(Stored entries)
● ● ● ● ● ● ●
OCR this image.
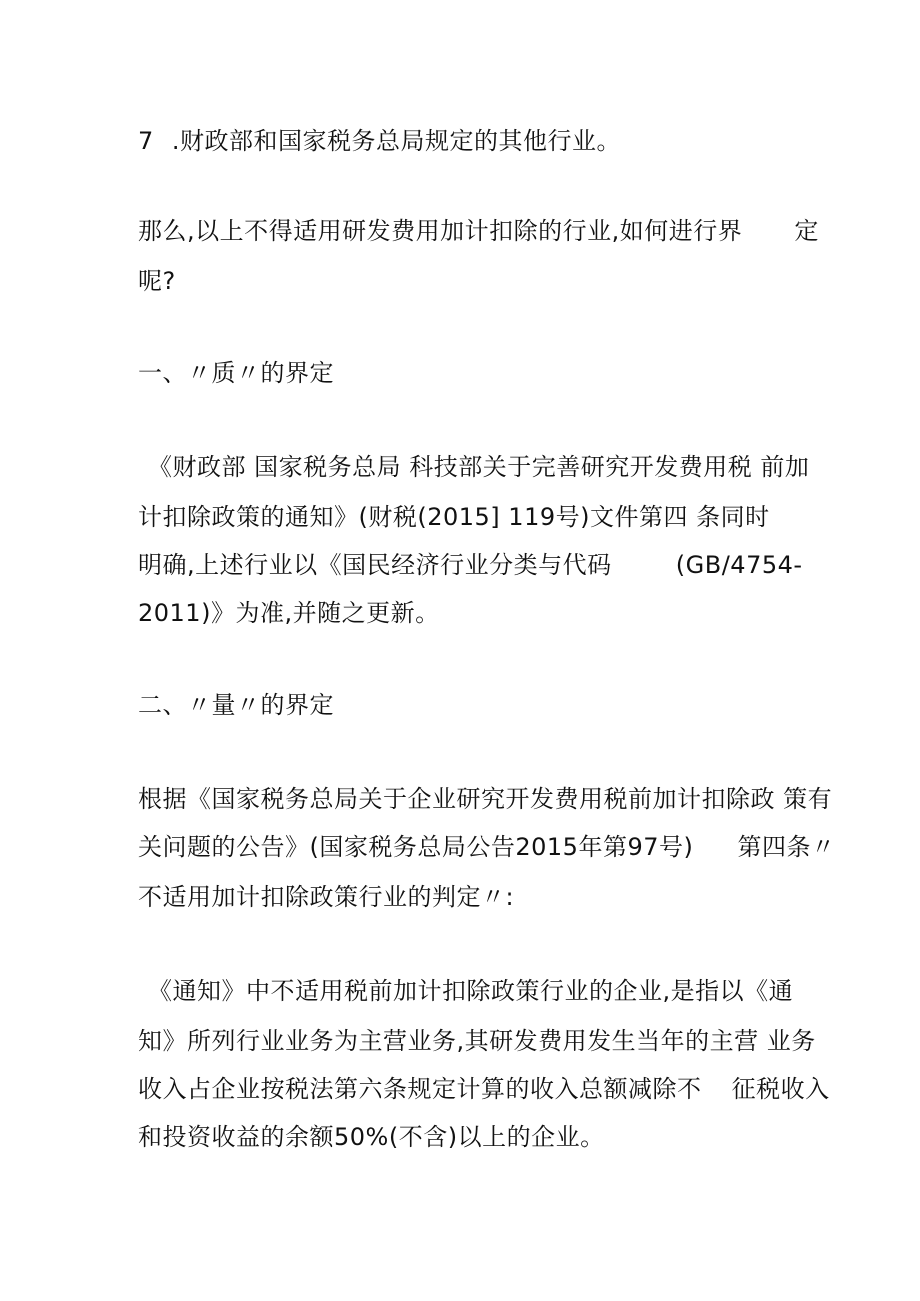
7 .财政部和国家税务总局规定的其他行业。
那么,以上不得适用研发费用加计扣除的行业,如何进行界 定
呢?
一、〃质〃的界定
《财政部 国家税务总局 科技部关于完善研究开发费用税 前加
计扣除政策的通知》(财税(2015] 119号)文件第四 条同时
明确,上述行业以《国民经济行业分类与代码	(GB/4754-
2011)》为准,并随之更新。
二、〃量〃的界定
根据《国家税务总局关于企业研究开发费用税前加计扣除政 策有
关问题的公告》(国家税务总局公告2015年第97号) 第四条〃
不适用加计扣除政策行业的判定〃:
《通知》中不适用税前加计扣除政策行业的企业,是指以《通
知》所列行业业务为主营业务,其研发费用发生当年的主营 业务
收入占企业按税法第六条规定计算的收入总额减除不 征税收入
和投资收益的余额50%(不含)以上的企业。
● ● ● ● ● ● ●
## Goal of the exercise:
Pictures are excluded; copy every other part of the records exactly.

## Solution for this problem:
OCR this image.
7 .财政部和国家税务总局规定的其他行业。
那么,以上不得适用研发费用加计扣除的行业,如何进行界 定
呢?
一、〃质〃的界定
《财政部 国家税务总局 科技部关于完善研究开发费用税 前加
计扣除政策的通知》(财税(2015] 119号)文件第四 条同时
明确,上述行业以《国民经济行业分类与代码	(GB/4754-
2011)》为准,并随之更新。
二、〃量〃的界定
根据《国家税务总局关于企业研究开发费用税前加计扣除政 策有
关问题的公告》(国家税务总局公告2015年第97号) 第四条〃
不适用加计扣除政策行业的判定〃:
《通知》中不适用税前加计扣除政策行业的企业,是指以《通
知》所列行业业务为主营业务,其研发费用发生当年的主营 业务
收入占企业按税法第六条规定计算的收入总额减除不 征税收入
和投资收益的余额50%(不含)以上的企业。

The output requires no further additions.